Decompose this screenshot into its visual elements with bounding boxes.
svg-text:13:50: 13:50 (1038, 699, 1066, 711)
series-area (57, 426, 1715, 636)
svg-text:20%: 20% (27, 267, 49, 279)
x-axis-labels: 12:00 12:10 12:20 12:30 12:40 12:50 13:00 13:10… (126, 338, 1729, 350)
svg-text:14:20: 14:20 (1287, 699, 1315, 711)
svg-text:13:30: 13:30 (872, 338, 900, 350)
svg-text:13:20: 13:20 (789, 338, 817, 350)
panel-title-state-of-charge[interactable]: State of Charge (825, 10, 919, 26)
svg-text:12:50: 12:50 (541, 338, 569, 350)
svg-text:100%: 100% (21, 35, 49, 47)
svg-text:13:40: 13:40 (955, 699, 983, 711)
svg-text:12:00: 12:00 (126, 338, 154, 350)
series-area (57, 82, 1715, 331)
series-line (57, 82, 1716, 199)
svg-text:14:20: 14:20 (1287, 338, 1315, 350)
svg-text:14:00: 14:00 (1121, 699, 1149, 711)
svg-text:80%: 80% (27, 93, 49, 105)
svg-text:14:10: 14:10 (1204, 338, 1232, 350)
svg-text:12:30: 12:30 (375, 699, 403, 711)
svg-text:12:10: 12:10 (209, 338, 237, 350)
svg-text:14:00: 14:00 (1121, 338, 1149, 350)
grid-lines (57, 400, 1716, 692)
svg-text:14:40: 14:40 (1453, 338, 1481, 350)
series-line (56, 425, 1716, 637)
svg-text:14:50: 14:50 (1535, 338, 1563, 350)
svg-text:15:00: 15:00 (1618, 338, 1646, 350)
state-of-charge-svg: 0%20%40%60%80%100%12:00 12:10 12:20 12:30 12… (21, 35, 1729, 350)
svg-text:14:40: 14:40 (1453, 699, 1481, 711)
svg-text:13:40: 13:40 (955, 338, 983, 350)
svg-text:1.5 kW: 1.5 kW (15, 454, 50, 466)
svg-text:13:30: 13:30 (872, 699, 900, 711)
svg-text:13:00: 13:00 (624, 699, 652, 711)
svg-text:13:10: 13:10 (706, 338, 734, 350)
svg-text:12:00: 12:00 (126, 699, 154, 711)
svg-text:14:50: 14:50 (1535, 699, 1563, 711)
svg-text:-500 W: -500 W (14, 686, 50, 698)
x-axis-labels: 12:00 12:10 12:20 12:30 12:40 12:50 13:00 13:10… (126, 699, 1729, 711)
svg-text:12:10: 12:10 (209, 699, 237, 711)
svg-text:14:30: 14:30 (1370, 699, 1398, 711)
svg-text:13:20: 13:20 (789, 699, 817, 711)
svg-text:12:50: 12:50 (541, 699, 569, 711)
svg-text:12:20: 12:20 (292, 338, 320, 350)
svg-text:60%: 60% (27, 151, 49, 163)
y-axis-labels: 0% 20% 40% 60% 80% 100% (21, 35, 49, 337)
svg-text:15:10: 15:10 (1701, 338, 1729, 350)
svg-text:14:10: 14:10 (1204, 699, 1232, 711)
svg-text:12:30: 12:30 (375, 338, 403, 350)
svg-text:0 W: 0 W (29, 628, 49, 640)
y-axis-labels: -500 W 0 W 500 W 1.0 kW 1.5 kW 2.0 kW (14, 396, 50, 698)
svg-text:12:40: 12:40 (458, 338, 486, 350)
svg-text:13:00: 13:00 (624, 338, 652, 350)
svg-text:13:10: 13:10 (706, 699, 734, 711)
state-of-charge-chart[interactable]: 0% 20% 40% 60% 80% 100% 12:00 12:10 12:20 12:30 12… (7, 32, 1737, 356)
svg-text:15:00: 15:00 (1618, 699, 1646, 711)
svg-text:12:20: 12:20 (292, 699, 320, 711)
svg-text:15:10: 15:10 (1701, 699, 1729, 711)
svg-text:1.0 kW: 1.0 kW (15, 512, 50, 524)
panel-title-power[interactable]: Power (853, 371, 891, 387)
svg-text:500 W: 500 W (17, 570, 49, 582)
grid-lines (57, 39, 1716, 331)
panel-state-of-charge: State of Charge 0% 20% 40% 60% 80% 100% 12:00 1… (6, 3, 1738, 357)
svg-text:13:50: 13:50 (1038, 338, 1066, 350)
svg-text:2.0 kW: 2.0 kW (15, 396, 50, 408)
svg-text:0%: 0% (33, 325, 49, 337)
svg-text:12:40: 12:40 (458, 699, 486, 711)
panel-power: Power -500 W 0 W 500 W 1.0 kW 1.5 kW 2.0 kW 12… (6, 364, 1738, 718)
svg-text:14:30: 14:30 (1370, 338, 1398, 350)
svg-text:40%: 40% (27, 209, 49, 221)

**REQUIREMENT**
Show every line of the items above that contains the string "lines". Case counts.

**EXERCISE SOLUTION**
grid-lines (57, 400, 1716, 692)
grid-lines (57, 39, 1716, 331)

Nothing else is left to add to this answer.